▸ WHAT THE TASK ASKS
Give the listing again exactly, omitting its images.

▬▬▬▬▬▬

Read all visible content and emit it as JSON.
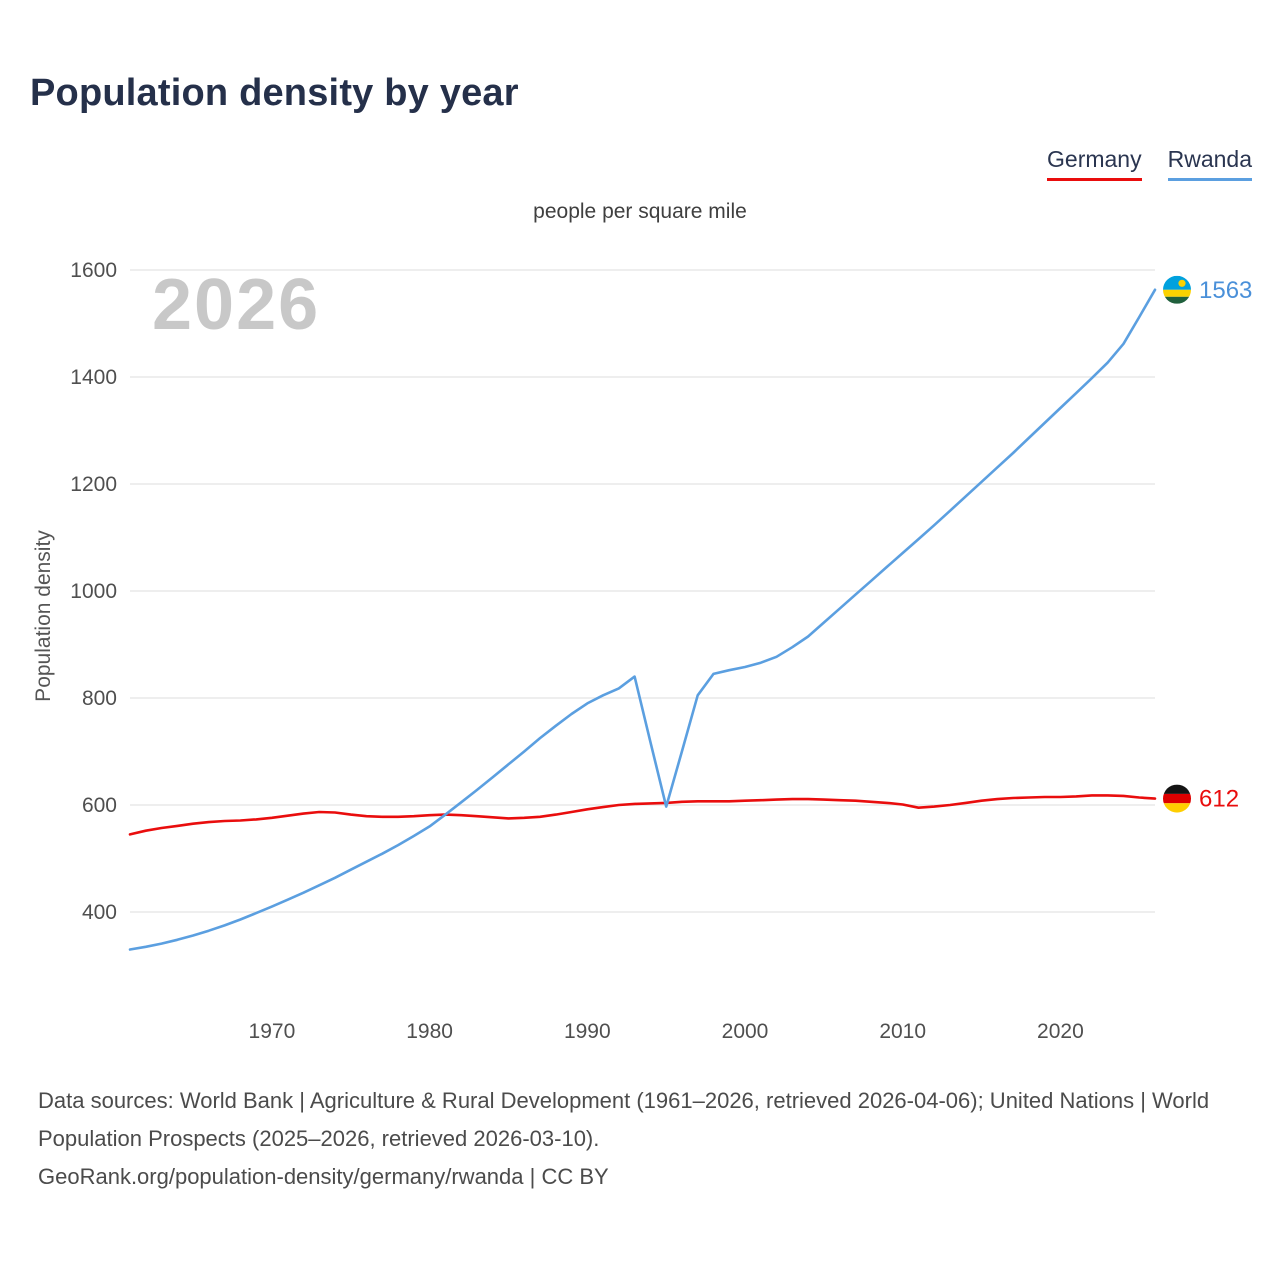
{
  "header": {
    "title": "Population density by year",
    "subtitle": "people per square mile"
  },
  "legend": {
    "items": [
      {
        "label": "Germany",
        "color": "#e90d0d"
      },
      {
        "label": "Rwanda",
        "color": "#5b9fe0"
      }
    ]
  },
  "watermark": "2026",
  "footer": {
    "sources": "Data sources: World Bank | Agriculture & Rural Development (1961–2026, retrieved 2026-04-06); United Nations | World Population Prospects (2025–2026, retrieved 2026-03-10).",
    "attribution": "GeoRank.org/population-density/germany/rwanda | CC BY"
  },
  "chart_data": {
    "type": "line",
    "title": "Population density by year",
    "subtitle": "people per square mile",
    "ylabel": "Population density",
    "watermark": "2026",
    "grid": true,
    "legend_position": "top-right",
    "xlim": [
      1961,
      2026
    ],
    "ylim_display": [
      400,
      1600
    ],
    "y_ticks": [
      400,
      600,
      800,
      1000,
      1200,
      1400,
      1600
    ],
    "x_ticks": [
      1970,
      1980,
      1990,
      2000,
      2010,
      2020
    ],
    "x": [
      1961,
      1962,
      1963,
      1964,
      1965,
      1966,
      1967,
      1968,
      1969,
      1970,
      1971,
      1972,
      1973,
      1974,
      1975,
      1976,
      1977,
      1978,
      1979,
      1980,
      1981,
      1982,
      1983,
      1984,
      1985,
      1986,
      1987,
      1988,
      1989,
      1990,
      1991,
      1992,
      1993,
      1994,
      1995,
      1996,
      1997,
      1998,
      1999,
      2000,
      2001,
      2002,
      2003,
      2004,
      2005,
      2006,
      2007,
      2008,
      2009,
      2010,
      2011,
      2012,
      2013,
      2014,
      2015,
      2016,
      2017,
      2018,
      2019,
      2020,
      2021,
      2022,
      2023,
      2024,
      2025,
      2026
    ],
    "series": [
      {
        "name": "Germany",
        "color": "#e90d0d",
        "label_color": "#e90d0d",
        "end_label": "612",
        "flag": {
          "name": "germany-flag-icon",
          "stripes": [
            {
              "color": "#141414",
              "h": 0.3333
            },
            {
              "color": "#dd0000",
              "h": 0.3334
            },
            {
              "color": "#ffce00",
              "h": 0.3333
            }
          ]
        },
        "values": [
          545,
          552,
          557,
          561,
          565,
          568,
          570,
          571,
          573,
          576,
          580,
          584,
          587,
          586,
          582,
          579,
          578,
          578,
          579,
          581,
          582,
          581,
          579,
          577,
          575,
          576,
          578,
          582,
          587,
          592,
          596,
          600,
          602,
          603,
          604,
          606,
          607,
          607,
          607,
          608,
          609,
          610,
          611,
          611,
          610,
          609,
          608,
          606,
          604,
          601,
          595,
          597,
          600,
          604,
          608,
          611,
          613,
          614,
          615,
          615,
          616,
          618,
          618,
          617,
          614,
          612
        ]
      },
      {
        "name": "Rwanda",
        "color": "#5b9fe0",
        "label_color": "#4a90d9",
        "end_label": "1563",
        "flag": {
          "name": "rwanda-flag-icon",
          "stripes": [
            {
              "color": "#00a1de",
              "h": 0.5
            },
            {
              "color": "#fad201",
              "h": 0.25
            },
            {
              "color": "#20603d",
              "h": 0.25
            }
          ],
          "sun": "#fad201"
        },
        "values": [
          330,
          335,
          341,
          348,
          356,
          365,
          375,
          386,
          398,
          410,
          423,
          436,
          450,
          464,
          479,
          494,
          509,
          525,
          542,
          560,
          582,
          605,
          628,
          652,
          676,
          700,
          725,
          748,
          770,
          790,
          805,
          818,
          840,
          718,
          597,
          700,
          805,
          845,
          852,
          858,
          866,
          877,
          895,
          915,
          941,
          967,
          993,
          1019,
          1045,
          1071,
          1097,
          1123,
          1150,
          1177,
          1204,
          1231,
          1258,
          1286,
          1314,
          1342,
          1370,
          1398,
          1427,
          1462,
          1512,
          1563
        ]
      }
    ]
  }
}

▬▬▬▬▬▬

▸ TASK SOLUTION
Read all visible content and emit it as JSON.
{
  "header": {
    "title": "Population density by year",
    "subtitle": "people per square mile"
  },
  "legend": {
    "items": [
      {
        "label": "Germany",
        "color": "#e90d0d"
      },
      {
        "label": "Rwanda",
        "color": "#5b9fe0"
      }
    ]
  },
  "watermark": "2026",
  "footer": {
    "sources": "Data sources: World Bank | Agriculture & Rural Development (1961–2026, retrieved 2026-04-06); United Nations | World Population Prospects (2025–2026, retrieved 2026-03-10).",
    "attribution": "GeoRank.org/population-density/germany/rwanda | CC BY"
  },
  "chart_data": {
    "type": "line",
    "title": "Population density by year",
    "subtitle": "people per square mile",
    "ylabel": "Population density",
    "watermark": "2026",
    "grid": true,
    "legend_position": "top-right",
    "xlim": [
      1961,
      2026
    ],
    "ylim_display": [
      400,
      1600
    ],
    "y_ticks": [
      400,
      600,
      800,
      1000,
      1200,
      1400,
      1600
    ],
    "x_ticks": [
      1970,
      1980,
      1990,
      2000,
      2010,
      2020
    ],
    "x": [
      1961,
      1962,
      1963,
      1964,
      1965,
      1966,
      1967,
      1968,
      1969,
      1970,
      1971,
      1972,
      1973,
      1974,
      1975,
      1976,
      1977,
      1978,
      1979,
      1980,
      1981,
      1982,
      1983,
      1984,
      1985,
      1986,
      1987,
      1988,
      1989,
      1990,
      1991,
      1992,
      1993,
      1994,
      1995,
      1996,
      1997,
      1998,
      1999,
      2000,
      2001,
      2002,
      2003,
      2004,
      2005,
      2006,
      2007,
      2008,
      2009,
      2010,
      2011,
      2012,
      2013,
      2014,
      2015,
      2016,
      2017,
      2018,
      2019,
      2020,
      2021,
      2022,
      2023,
      2024,
      2025,
      2026
    ],
    "series": [
      {
        "name": "Germany",
        "color": "#e90d0d",
        "label_color": "#e90d0d",
        "end_label": "612",
        "flag": {
          "name": "germany-flag-icon",
          "stripes": [
            {
              "color": "#141414",
              "h": 0.3333
            },
            {
              "color": "#dd0000",
              "h": 0.3334
            },
            {
              "color": "#ffce00",
              "h": 0.3333
            }
          ]
        },
        "values": [
          545,
          552,
          557,
          561,
          565,
          568,
          570,
          571,
          573,
          576,
          580,
          584,
          587,
          586,
          582,
          579,
          578,
          578,
          579,
          581,
          582,
          581,
          579,
          577,
          575,
          576,
          578,
          582,
          587,
          592,
          596,
          600,
          602,
          603,
          604,
          606,
          607,
          607,
          607,
          608,
          609,
          610,
          611,
          611,
          610,
          609,
          608,
          606,
          604,
          601,
          595,
          597,
          600,
          604,
          608,
          611,
          613,
          614,
          615,
          615,
          616,
          618,
          618,
          617,
          614,
          612
        ]
      },
      {
        "name": "Rwanda",
        "color": "#5b9fe0",
        "label_color": "#4a90d9",
        "end_label": "1563",
        "flag": {
          "name": "rwanda-flag-icon",
          "stripes": [
            {
              "color": "#00a1de",
              "h": 0.5
            },
            {
              "color": "#fad201",
              "h": 0.25
            },
            {
              "color": "#20603d",
              "h": 0.25
            }
          ],
          "sun": "#fad201"
        },
        "values": [
          330,
          335,
          341,
          348,
          356,
          365,
          375,
          386,
          398,
          410,
          423,
          436,
          450,
          464,
          479,
          494,
          509,
          525,
          542,
          560,
          582,
          605,
          628,
          652,
          676,
          700,
          725,
          748,
          770,
          790,
          805,
          818,
          840,
          718,
          597,
          700,
          805,
          845,
          852,
          858,
          866,
          877,
          895,
          915,
          941,
          967,
          993,
          1019,
          1045,
          1071,
          1097,
          1123,
          1150,
          1177,
          1204,
          1231,
          1258,
          1286,
          1314,
          1342,
          1370,
          1398,
          1427,
          1462,
          1512,
          1563
        ]
      }
    ]
  }
}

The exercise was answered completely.